→ **WHAT IS EXPECTED**
Lines containing "Cross" are to be counted. Give the number and nothing more.

→ **WORKING DATA**
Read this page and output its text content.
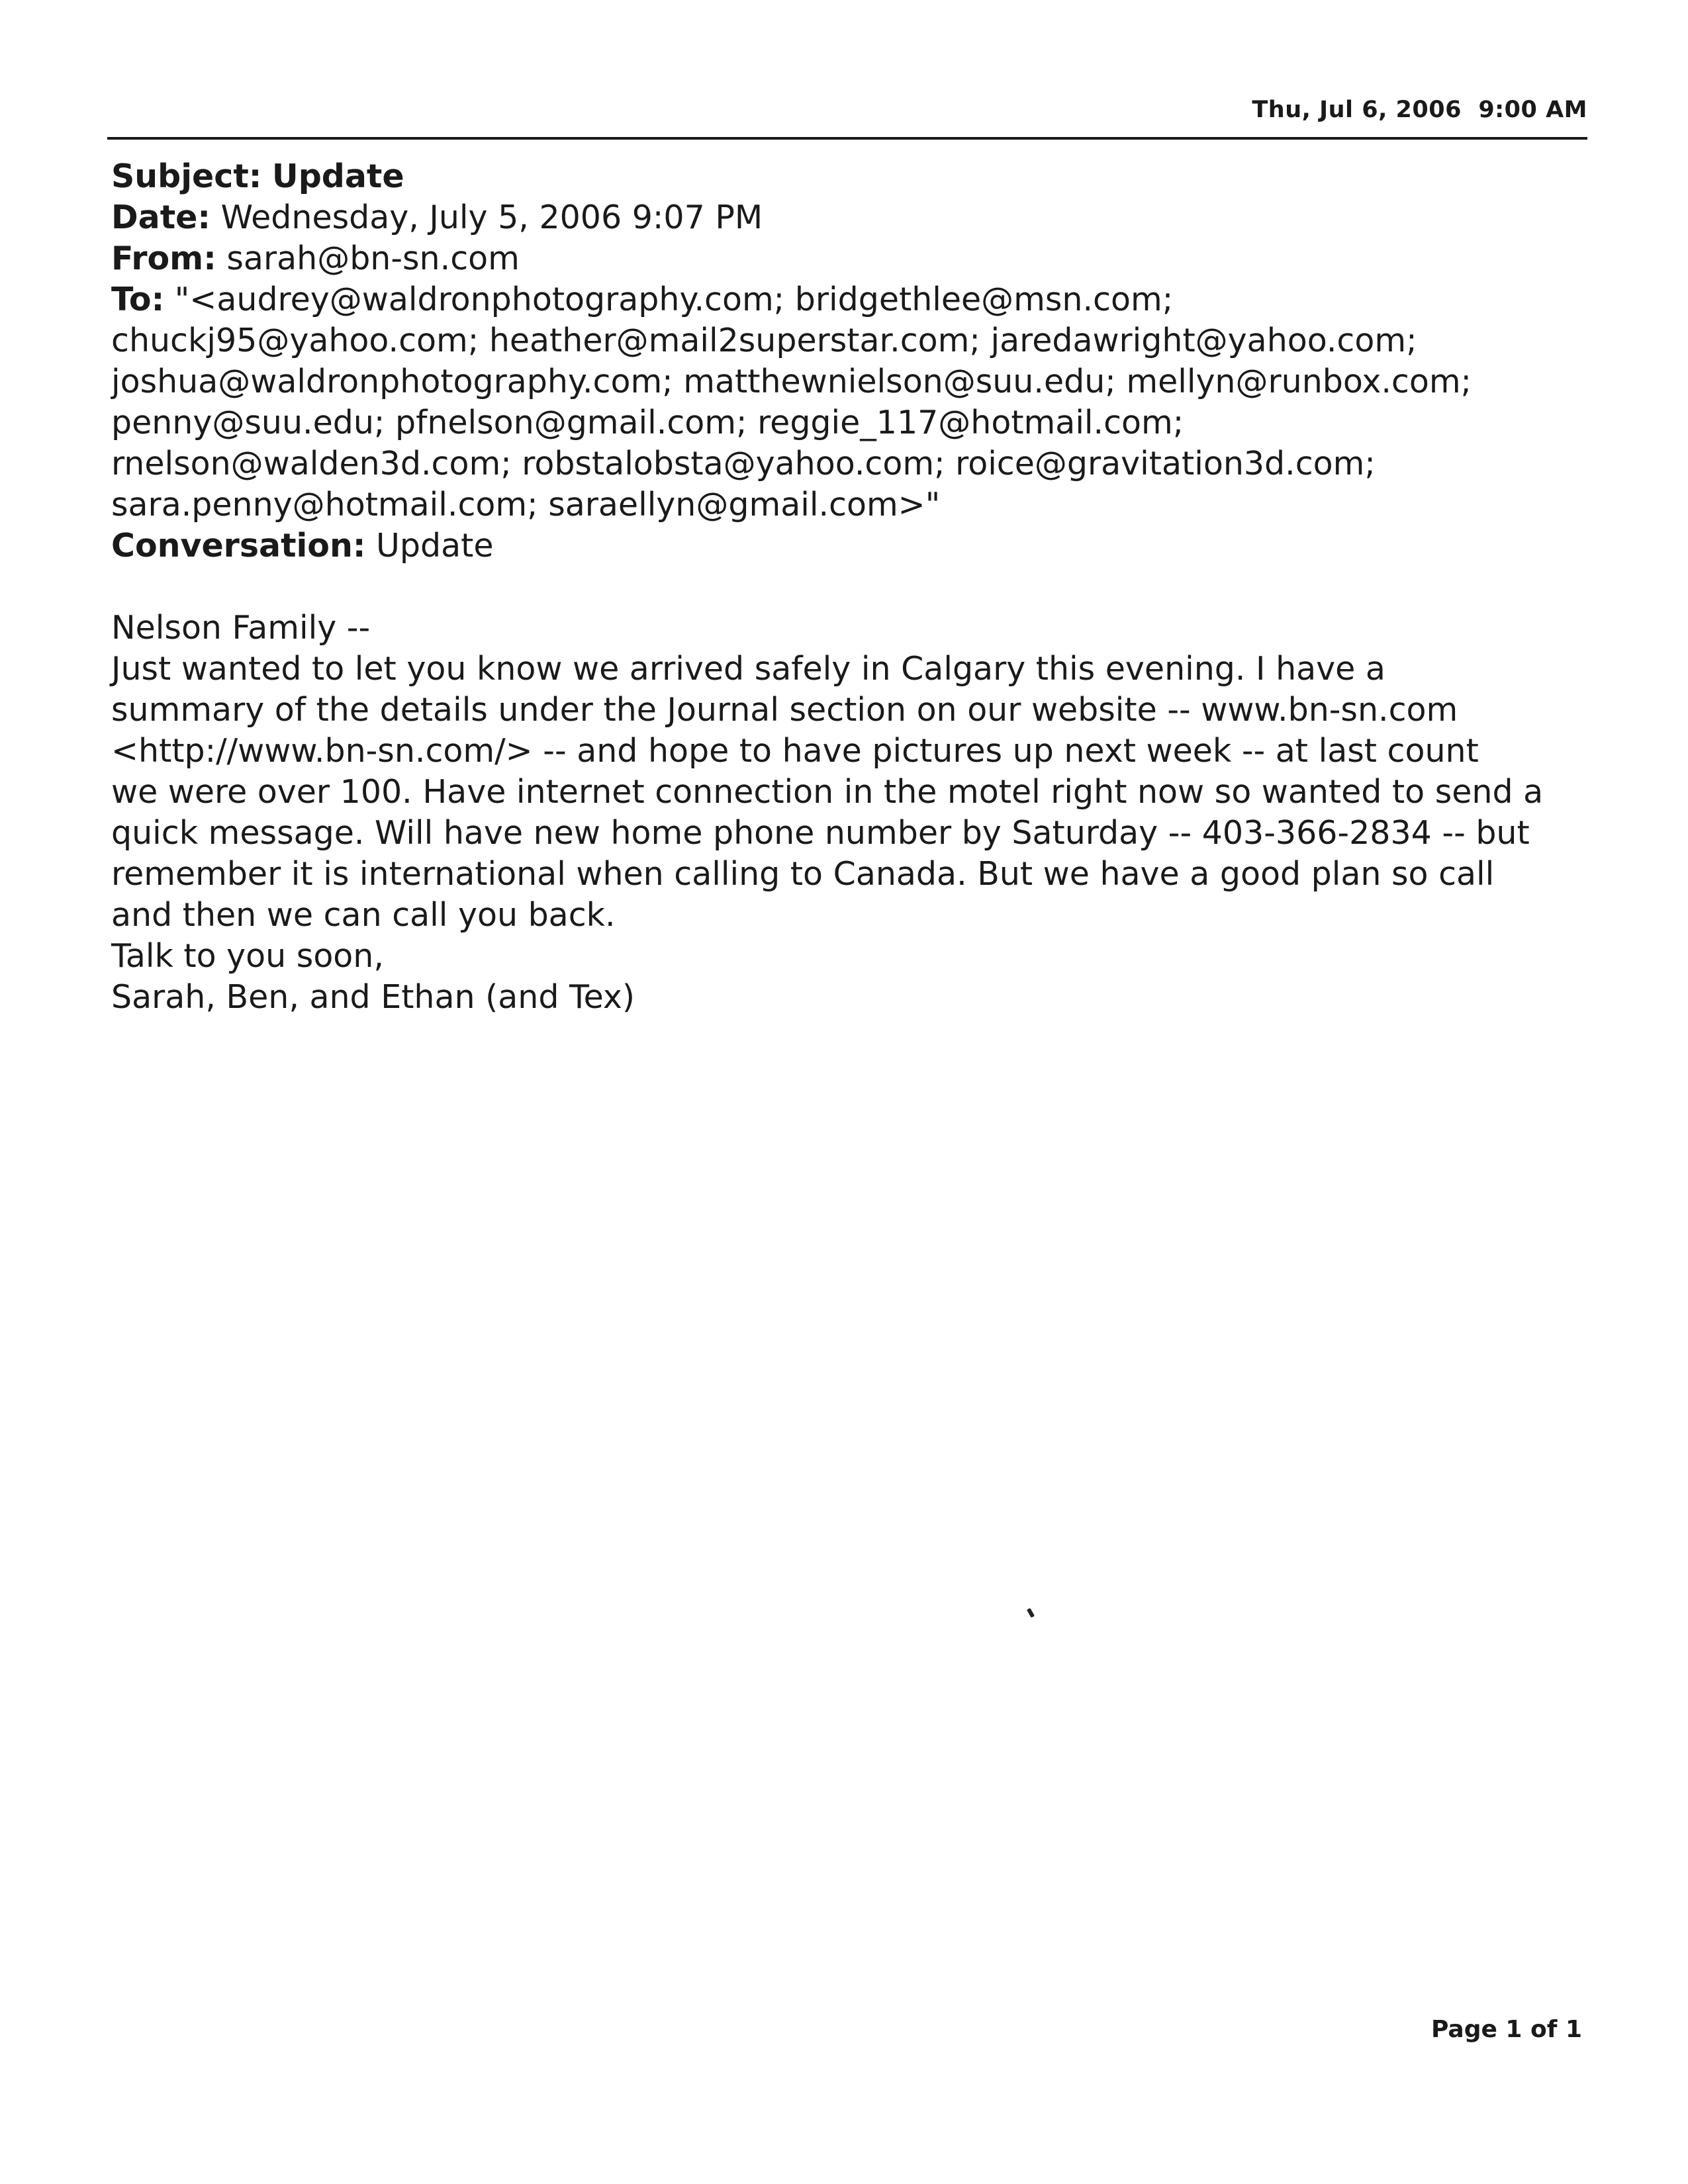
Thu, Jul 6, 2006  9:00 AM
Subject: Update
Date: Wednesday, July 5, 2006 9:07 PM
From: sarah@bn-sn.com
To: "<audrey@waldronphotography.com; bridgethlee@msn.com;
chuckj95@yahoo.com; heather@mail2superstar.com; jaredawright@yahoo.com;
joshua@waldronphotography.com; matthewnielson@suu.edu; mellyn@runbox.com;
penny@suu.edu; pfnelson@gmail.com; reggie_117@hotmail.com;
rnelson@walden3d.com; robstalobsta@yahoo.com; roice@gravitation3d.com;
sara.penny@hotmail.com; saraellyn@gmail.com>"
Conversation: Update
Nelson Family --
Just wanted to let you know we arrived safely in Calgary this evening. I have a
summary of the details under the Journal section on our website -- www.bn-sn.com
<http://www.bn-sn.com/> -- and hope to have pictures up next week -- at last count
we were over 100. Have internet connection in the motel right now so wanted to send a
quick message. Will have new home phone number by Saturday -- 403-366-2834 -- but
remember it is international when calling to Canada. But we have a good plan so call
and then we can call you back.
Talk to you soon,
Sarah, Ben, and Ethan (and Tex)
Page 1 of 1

---

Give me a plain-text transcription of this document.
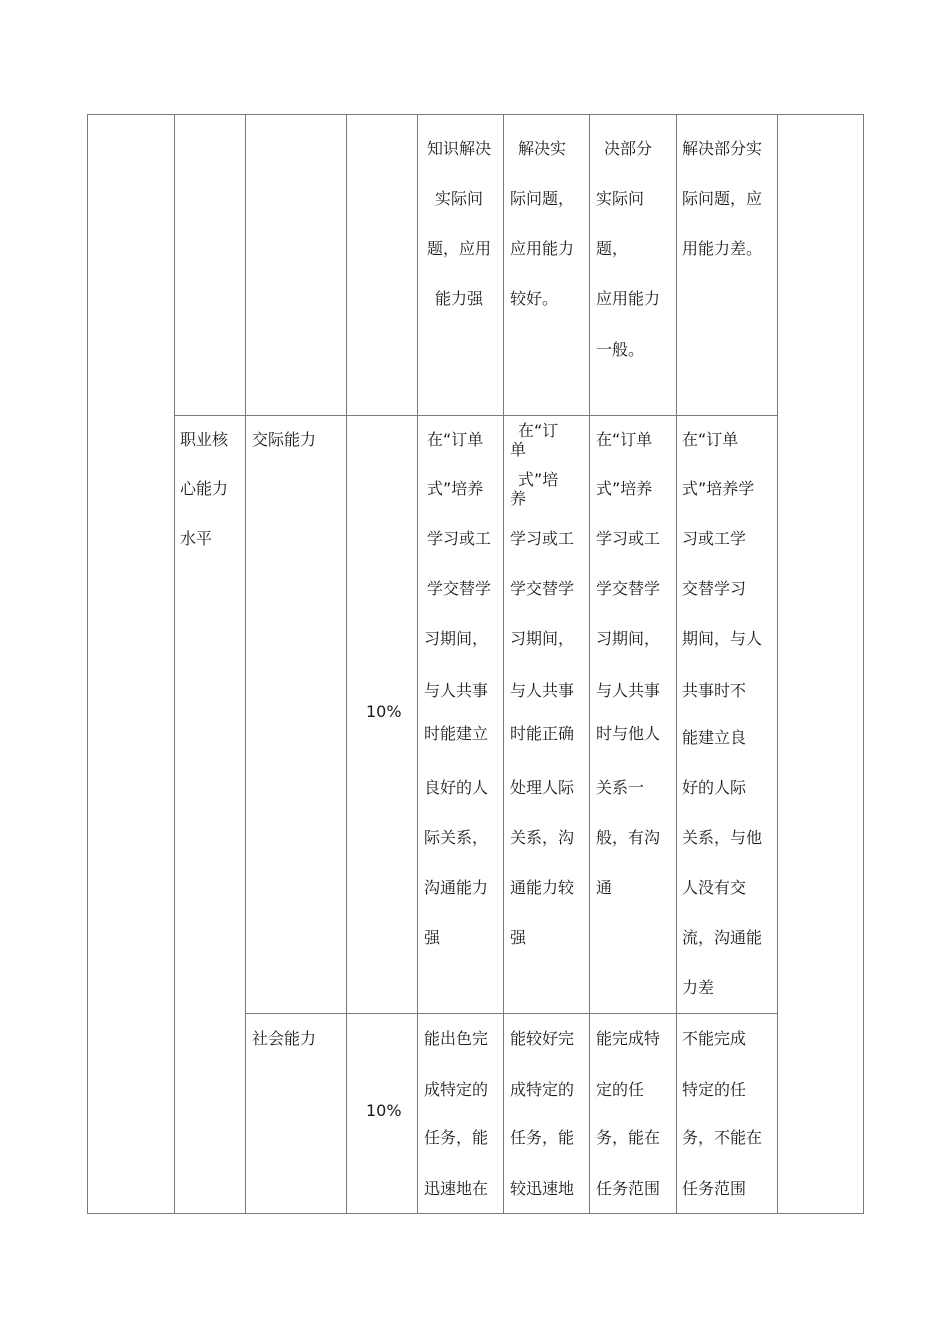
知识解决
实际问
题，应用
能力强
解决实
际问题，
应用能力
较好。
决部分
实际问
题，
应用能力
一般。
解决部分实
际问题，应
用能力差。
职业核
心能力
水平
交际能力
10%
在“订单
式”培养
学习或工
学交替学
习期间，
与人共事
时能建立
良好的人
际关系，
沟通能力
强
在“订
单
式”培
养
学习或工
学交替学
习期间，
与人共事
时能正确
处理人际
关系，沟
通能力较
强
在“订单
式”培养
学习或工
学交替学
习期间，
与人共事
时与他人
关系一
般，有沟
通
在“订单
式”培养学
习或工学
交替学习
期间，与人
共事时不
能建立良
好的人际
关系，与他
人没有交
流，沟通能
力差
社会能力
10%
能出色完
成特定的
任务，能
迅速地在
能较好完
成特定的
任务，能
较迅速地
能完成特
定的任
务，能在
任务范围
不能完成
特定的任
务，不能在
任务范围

...

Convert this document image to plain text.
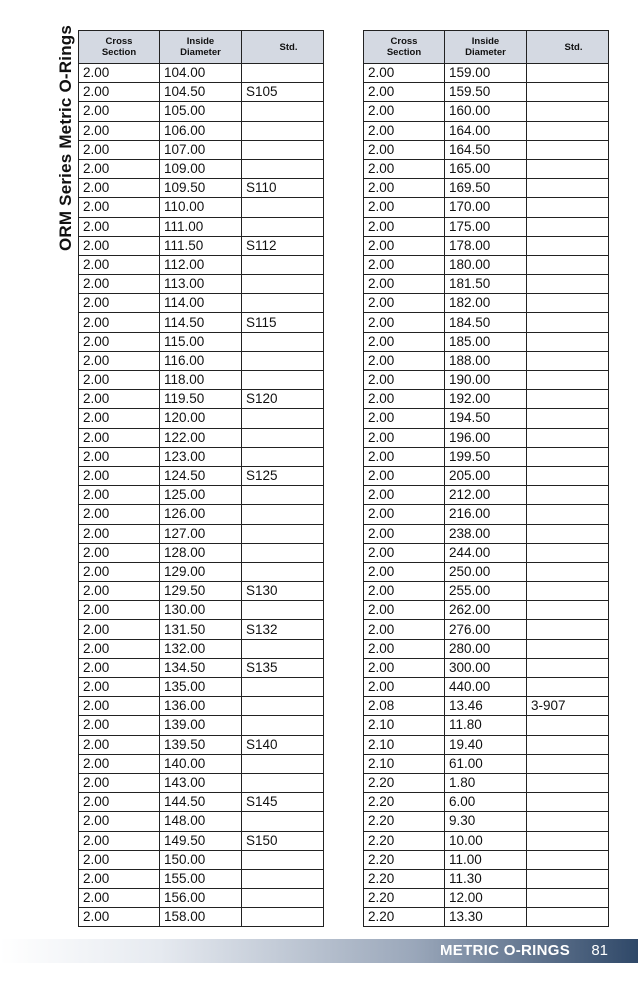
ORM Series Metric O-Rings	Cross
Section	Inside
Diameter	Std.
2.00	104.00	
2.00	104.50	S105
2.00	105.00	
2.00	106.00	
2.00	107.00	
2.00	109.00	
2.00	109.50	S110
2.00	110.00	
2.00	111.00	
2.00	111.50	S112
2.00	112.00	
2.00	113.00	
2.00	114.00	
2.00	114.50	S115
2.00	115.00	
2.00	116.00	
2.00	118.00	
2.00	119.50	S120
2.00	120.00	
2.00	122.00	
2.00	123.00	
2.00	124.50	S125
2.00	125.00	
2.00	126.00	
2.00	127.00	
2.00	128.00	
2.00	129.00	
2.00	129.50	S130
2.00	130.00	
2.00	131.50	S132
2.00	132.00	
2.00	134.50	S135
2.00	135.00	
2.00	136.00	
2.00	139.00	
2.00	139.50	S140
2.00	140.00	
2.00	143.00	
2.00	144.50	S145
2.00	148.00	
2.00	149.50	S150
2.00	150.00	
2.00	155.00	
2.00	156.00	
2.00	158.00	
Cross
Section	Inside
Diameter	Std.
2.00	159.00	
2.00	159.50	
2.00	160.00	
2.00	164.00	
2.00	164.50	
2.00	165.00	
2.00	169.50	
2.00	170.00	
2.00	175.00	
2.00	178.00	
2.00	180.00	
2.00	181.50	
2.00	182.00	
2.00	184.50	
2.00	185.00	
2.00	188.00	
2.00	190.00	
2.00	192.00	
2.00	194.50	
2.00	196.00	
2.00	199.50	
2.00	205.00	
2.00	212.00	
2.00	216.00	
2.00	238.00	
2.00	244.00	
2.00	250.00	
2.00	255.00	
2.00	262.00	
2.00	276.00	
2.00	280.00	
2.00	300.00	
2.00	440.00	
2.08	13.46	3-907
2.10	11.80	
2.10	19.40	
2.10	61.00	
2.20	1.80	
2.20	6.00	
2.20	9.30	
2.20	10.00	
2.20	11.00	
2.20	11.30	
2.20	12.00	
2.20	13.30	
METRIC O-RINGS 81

→ **RESULT**
2